# [Data records]
-------
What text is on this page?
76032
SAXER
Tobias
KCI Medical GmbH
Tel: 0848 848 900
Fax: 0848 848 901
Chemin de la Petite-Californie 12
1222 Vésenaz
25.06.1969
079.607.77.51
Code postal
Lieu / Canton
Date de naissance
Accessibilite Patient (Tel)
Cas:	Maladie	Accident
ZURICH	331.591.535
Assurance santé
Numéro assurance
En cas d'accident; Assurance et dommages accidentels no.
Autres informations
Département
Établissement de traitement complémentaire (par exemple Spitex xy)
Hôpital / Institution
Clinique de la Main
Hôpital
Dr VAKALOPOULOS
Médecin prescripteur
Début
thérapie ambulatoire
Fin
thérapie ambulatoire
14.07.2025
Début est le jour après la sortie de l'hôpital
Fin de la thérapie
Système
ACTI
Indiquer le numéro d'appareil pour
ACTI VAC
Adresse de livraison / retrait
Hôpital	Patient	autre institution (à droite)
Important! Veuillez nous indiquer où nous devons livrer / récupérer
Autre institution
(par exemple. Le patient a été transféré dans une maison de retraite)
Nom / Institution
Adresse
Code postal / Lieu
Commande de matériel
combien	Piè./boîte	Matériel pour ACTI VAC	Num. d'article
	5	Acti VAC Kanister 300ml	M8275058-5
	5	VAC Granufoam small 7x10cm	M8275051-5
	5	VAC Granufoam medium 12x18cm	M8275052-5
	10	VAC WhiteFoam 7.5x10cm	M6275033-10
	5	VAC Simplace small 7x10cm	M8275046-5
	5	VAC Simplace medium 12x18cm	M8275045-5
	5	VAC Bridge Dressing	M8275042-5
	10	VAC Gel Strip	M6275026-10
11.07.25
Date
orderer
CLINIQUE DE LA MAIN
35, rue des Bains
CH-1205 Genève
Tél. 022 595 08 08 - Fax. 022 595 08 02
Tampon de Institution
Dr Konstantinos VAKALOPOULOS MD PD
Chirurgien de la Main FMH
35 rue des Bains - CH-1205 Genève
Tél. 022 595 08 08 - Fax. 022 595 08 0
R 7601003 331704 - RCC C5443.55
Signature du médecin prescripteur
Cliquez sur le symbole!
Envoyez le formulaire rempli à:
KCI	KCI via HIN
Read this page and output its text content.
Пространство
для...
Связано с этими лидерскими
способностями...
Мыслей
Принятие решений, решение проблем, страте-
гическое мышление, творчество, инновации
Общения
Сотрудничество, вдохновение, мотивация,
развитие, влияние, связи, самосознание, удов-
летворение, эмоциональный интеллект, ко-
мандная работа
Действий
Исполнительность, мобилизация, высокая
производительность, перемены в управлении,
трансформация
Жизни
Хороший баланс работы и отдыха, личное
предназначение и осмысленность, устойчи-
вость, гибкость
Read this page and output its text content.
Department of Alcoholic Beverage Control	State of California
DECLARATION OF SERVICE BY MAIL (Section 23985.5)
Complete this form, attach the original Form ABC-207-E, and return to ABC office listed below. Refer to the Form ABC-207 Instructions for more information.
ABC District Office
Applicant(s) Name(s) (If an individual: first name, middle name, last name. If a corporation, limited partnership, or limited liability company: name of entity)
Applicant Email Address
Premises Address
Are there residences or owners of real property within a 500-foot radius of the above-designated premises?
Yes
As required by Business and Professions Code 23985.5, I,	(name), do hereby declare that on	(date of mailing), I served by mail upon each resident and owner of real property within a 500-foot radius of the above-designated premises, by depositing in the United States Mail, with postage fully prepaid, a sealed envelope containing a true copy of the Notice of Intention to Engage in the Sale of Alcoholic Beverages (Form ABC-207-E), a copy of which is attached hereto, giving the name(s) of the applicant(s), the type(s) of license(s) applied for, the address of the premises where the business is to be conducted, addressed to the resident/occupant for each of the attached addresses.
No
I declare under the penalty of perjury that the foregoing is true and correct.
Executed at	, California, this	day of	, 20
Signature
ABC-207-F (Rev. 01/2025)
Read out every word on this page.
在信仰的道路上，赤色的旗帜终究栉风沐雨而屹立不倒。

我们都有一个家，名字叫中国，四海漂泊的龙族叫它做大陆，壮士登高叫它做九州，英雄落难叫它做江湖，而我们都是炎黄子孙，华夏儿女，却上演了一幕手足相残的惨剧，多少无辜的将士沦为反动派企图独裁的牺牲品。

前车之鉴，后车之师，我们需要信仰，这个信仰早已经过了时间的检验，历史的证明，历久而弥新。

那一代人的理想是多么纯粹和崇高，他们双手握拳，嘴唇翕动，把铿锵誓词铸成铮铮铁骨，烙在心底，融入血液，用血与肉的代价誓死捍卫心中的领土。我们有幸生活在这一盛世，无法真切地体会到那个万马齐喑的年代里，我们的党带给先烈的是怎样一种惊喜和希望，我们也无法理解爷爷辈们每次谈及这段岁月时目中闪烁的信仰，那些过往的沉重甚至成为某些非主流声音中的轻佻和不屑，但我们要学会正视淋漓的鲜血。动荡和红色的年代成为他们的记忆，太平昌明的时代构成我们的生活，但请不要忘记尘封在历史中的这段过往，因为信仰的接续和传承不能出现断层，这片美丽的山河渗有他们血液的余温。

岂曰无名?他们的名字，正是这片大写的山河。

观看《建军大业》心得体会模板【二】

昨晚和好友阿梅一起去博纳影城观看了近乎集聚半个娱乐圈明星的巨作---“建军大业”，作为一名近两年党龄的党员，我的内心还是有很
-------
# [INSTRUCTION]
Identify the lines of the data that contain the word "Signature". Copy each of them.

# [THE SOLUTION]
Signature du médecin prescripteur
Signature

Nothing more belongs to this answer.